WORKING DATA:
────────────────

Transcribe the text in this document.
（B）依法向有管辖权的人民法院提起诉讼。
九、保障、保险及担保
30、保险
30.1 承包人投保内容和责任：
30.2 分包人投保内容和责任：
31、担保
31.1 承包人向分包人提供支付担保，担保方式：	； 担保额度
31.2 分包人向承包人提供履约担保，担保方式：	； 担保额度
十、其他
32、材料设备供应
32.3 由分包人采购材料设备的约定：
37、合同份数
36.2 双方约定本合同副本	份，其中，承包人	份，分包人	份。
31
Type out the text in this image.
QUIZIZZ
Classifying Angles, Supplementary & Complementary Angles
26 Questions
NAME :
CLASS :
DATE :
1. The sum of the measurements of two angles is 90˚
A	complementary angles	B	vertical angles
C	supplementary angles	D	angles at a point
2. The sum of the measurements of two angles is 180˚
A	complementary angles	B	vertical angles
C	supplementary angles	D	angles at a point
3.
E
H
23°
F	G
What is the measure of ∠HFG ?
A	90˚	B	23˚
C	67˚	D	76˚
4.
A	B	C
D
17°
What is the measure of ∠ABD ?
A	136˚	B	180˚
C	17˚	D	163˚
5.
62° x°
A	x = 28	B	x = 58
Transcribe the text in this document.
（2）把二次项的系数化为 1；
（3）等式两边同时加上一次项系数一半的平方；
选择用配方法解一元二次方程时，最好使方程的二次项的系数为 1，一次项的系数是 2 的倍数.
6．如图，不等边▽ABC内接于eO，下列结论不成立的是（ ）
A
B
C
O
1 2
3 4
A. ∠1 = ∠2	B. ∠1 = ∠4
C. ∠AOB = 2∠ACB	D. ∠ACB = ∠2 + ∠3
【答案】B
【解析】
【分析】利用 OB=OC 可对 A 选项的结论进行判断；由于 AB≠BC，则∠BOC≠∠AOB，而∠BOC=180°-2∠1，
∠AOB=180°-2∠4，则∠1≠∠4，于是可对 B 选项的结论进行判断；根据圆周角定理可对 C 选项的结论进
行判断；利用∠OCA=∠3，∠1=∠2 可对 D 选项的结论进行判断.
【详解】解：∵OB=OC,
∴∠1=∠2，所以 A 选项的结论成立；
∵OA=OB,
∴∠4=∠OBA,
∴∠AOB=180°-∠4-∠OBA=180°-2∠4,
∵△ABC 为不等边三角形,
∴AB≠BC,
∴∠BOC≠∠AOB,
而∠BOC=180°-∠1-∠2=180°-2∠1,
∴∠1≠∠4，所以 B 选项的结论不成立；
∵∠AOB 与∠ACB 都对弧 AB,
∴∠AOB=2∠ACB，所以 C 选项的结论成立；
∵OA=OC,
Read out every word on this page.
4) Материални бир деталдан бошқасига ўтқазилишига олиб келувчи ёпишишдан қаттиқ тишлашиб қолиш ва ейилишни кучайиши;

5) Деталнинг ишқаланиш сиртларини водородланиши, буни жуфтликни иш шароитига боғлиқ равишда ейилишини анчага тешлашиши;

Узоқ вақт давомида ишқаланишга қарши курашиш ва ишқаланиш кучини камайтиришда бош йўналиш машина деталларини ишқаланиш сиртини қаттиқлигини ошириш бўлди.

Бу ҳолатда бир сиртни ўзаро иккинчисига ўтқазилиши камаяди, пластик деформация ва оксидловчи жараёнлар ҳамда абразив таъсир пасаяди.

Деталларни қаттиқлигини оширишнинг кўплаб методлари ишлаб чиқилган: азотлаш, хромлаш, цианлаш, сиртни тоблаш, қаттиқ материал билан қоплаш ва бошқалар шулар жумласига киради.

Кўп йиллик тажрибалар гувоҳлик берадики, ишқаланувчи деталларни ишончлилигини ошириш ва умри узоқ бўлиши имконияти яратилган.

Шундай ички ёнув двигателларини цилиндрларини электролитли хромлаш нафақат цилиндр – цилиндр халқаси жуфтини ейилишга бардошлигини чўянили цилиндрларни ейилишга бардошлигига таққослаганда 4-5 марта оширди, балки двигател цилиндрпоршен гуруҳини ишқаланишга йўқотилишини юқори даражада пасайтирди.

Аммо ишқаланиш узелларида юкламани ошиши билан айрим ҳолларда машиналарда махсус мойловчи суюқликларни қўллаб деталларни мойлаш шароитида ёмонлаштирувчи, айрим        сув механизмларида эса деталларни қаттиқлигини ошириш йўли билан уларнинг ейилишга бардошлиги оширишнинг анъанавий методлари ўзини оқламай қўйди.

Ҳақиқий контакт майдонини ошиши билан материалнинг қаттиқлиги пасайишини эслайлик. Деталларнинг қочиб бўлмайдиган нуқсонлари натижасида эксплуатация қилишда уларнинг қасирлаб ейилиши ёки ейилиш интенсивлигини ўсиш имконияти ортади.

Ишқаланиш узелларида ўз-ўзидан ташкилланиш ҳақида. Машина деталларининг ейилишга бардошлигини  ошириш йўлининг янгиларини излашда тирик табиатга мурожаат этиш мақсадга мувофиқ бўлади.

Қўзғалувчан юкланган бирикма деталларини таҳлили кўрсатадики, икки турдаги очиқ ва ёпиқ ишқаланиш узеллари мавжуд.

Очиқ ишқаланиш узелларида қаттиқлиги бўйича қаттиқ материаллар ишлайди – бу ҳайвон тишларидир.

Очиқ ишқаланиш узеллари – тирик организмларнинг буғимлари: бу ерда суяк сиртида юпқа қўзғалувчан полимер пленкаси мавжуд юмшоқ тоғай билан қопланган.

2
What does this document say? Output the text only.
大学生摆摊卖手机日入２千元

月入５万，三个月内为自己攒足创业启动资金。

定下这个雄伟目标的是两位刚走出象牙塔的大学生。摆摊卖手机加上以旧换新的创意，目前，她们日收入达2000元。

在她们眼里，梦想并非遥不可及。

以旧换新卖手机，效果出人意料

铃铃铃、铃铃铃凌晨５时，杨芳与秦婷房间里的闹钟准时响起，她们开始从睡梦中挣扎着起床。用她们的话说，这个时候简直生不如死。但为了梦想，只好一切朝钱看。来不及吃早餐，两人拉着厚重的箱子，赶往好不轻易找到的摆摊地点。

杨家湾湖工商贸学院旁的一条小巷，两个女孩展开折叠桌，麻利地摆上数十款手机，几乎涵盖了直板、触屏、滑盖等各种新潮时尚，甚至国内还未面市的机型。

────────────────

WHAT YOU SHOULD DO:
List all lines above in which the string "бардошлигини" appears.

SOLUTION TO THE EXERCISE:
Шундай ички ёнув двигателларини цилиндрларини электролитли хромлаш нафақат цилиндр – цилиндр халқаси жуфтини ейилишга бардошлигини чўянили цилиндрларни ейилишга бардошлигига таққослаганда 4-5 марта оширди, балки двигател цилиндрпоршен гуруҳини ишқаланишга йўқотилишини юқори даражада пасайтирди.
Ишқаланиш узелларида ўз-ўзидан ташкилланиш ҳақида. Машина деталларининг ейилишга бардошлигини  ошириш йўлининг янгиларини излашда тирик табиатга мурожаат этиш мақсадга мувофиқ бўлади.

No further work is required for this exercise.